RECORDS PROVIDED:
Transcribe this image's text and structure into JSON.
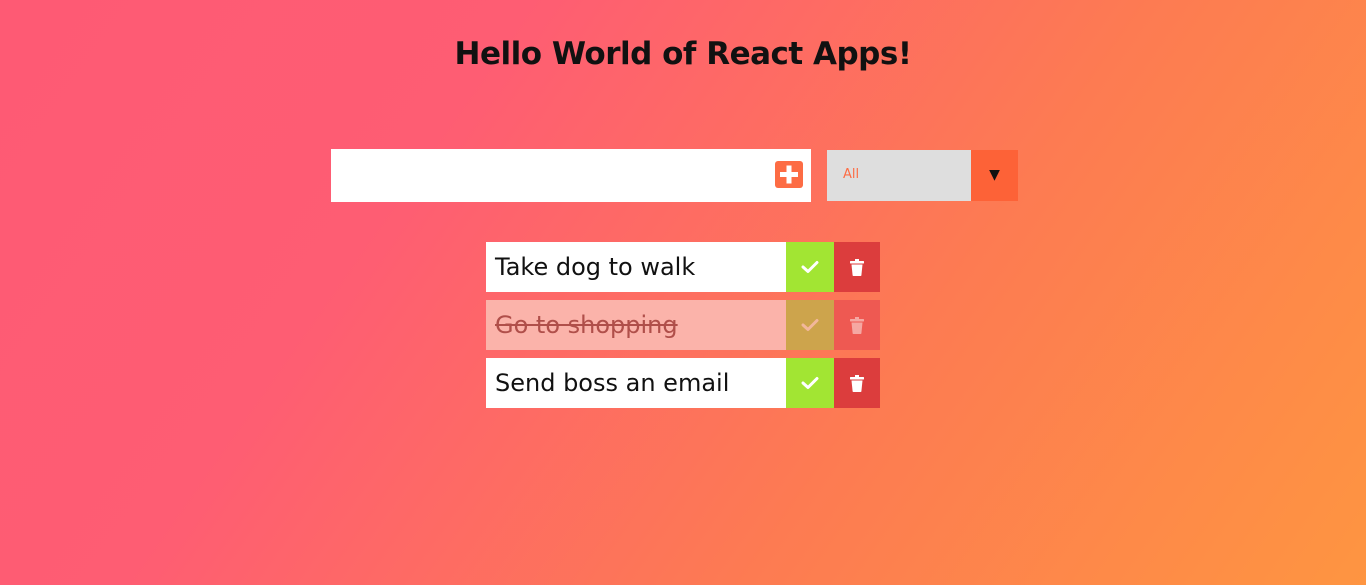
{
  "header": {
    "title": "Hello World of React Apps!"
  },
  "form": {
    "input_value": "",
    "input_placeholder": "",
    "add_icon": "plus-square-icon",
    "filter": {
      "selected": "All",
      "arrow_glyph": "▼"
    }
  },
  "todos": [
    {
      "text": "Take dog to walk",
      "completed": false
    },
    {
      "text": "Go to shopping",
      "completed": true
    },
    {
      "text": "Send boss an email",
      "completed": false
    }
  ],
  "icons": {
    "complete": "check-icon",
    "delete": "trash-icon"
  },
  "colors": {
    "accent": "#fd6c44",
    "complete": "#a2e533",
    "delete": "#dc3d3d",
    "gradient_start": "#fe5a74",
    "gradient_end": "#fe9541"
  }
}
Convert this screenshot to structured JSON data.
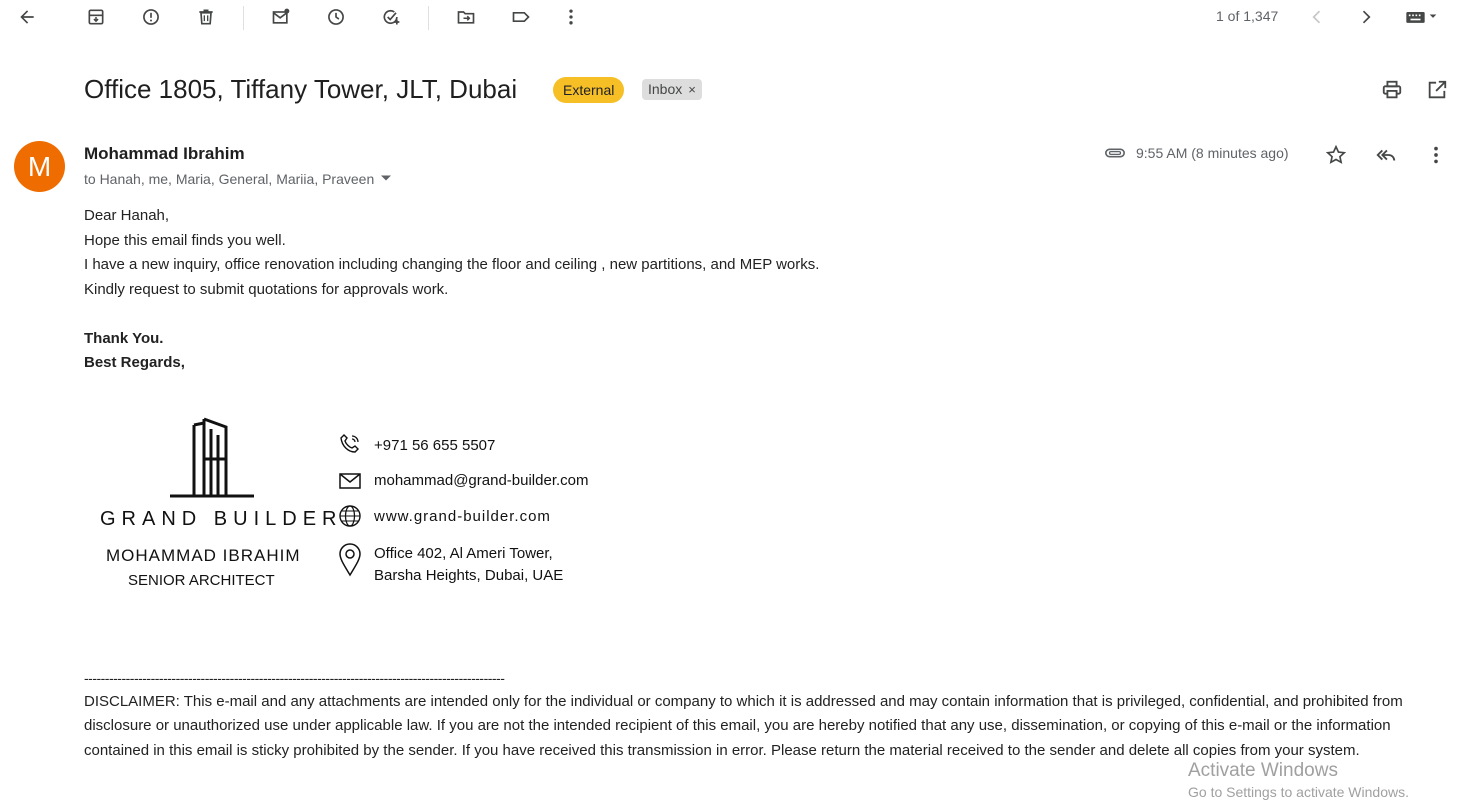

WORK REQUIRED: Please write out all the data again word for word, but not the pictures.

THE OUTPUT:
Transcribe this image's text and structure into JSON.
{
  "header": {
    "title": "Hello World of React Apps!"
  },
  "form": {
    "input_value": "",
    "input_placeholder": "",
    "add_icon": "plus-square-icon",
    "filter": {
      "selected": "All",
      "arrow_glyph": "▼"
    }
  },
  "todos": [
    {
      "text": "Take dog to walk",
      "completed": false
    },
    {
      "text": "Go to shopping",
      "completed": true
    },
    {
      "text": "Send boss an email",
      "completed": false
    }
  ],
  "icons": {
    "complete": "check-icon",
    "delete": "trash-icon"
  },
  "colors": {
    "accent": "#fd6c44",
    "complete": "#a2e533",
    "delete": "#dc3d3d",
    "gradient_start": "#fe5a74",
    "gradient_end": "#fe9541"
  }
}
Convert this screenshot to structured JSON data.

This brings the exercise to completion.